## EXCERPTED RECORDS
========

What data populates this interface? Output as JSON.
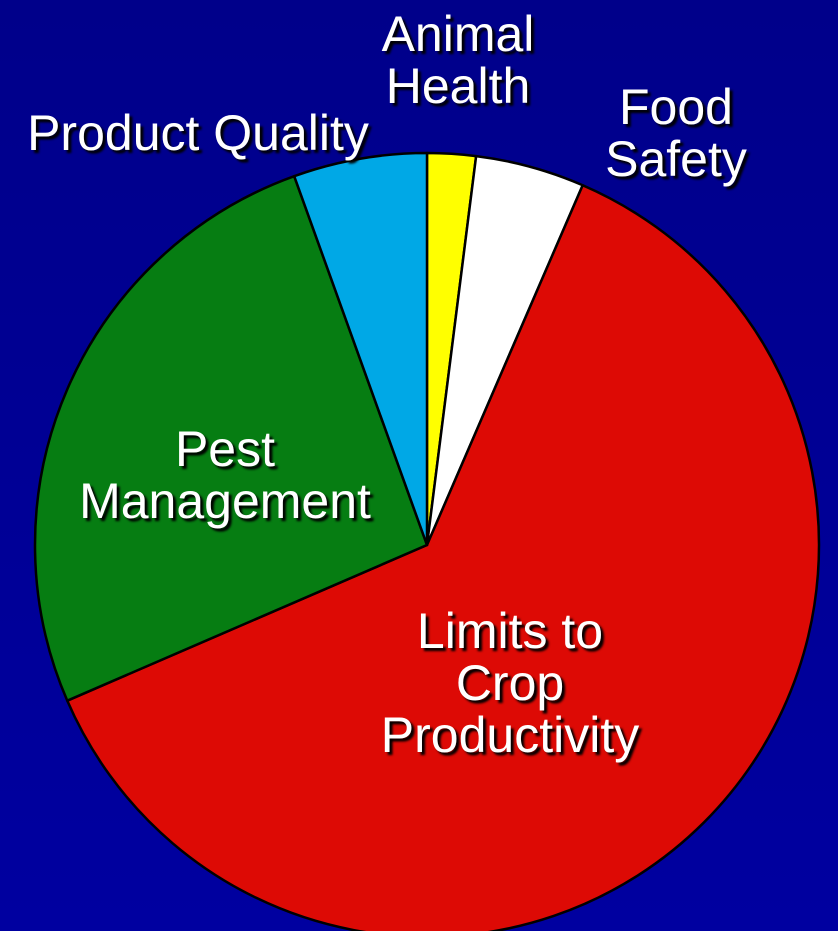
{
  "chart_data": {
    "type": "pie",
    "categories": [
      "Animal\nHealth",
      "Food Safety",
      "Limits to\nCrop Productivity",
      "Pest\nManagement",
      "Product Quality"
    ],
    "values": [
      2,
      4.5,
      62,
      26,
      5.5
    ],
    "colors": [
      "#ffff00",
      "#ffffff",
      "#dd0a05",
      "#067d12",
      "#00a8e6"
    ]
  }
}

========

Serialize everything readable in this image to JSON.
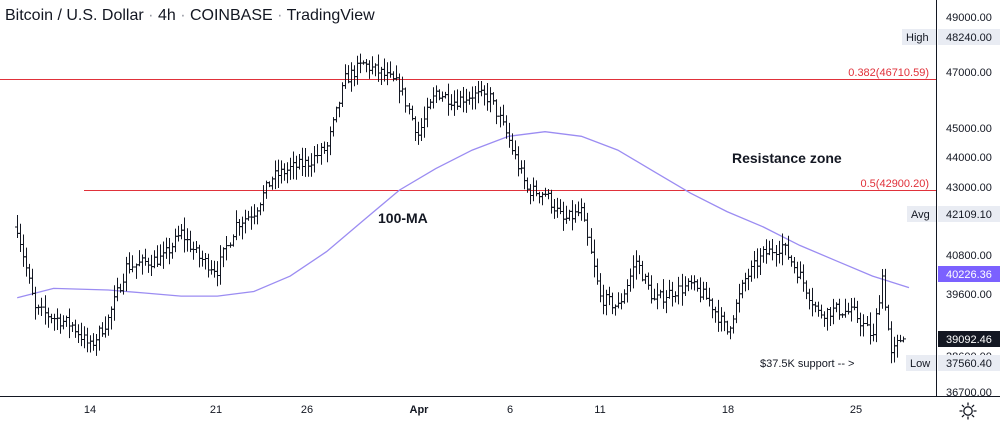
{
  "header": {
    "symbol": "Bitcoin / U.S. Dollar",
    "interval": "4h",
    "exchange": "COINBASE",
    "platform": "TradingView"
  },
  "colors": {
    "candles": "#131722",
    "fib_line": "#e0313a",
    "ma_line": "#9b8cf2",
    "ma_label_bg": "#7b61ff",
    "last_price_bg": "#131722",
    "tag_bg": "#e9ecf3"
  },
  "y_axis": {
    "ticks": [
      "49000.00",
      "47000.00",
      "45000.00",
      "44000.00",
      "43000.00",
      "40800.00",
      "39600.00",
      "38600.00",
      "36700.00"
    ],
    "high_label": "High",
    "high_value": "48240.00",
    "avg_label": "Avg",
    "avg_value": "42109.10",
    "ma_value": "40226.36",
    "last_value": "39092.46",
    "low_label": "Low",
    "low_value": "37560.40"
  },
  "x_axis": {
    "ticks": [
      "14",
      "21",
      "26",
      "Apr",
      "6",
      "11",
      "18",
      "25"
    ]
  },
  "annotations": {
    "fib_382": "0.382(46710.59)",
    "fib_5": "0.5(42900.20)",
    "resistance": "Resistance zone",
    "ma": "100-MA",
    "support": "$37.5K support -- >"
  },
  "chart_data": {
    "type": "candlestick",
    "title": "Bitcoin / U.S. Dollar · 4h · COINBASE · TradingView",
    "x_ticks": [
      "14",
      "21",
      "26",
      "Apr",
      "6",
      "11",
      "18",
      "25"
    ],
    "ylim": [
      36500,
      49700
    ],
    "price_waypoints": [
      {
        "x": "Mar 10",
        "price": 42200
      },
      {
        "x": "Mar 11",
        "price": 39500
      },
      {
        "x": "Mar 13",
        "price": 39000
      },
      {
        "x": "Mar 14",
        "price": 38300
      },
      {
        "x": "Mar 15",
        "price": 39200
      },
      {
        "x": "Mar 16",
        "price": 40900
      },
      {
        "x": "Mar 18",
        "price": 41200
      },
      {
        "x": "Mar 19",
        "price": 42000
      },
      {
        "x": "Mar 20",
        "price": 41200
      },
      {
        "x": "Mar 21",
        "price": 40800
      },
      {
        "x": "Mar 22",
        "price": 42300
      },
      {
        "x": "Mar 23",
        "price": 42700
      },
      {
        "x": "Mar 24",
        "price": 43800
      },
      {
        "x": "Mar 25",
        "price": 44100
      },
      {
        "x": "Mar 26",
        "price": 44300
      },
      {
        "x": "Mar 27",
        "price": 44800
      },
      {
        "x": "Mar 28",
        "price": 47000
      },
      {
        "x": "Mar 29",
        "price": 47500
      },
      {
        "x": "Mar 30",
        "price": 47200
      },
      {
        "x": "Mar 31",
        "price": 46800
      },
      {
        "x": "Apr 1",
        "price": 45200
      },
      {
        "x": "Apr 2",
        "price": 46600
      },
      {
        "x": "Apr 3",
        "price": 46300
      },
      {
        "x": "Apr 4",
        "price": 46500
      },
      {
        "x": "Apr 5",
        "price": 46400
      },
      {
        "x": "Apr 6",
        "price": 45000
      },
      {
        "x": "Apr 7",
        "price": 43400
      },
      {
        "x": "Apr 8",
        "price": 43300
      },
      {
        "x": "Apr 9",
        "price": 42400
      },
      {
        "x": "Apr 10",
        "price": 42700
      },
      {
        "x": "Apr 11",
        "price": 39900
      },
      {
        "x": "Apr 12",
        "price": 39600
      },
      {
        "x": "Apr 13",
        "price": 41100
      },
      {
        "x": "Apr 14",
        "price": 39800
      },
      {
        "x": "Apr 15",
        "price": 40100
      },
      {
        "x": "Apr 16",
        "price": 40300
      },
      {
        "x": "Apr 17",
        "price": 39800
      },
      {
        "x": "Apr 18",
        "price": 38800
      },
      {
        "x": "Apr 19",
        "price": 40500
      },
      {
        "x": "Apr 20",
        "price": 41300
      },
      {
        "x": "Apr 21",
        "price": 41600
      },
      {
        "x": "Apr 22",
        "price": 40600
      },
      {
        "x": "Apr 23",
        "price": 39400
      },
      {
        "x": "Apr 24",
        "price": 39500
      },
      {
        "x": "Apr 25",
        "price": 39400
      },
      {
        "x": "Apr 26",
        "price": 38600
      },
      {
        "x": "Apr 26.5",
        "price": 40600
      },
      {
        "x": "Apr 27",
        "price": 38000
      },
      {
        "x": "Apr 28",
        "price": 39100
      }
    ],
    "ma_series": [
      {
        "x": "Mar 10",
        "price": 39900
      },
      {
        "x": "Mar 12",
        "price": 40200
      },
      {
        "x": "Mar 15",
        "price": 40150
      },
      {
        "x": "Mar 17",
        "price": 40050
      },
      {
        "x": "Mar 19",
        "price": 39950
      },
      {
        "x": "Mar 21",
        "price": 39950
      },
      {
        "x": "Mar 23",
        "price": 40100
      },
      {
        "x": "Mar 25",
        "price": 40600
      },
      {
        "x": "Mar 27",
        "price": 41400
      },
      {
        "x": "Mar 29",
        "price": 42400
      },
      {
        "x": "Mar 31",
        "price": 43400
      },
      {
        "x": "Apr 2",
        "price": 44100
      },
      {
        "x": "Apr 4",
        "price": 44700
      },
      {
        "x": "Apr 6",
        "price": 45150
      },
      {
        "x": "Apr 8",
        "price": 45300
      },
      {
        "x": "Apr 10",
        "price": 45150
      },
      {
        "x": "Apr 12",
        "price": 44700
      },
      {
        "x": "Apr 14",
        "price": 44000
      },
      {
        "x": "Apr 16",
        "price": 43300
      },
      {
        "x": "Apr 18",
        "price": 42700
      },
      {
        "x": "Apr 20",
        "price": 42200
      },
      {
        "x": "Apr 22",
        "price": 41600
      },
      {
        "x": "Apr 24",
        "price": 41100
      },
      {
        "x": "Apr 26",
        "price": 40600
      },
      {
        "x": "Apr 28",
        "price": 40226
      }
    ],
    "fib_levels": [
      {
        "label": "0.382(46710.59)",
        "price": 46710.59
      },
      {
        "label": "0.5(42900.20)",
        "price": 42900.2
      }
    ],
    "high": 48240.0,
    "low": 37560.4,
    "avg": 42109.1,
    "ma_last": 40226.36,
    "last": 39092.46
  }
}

========

## TASK DESCRIPTION
Work out how many lines of the listing above include the word "JSON". Report only the number.

## RESPONSE FOR THIS EXERCISE
2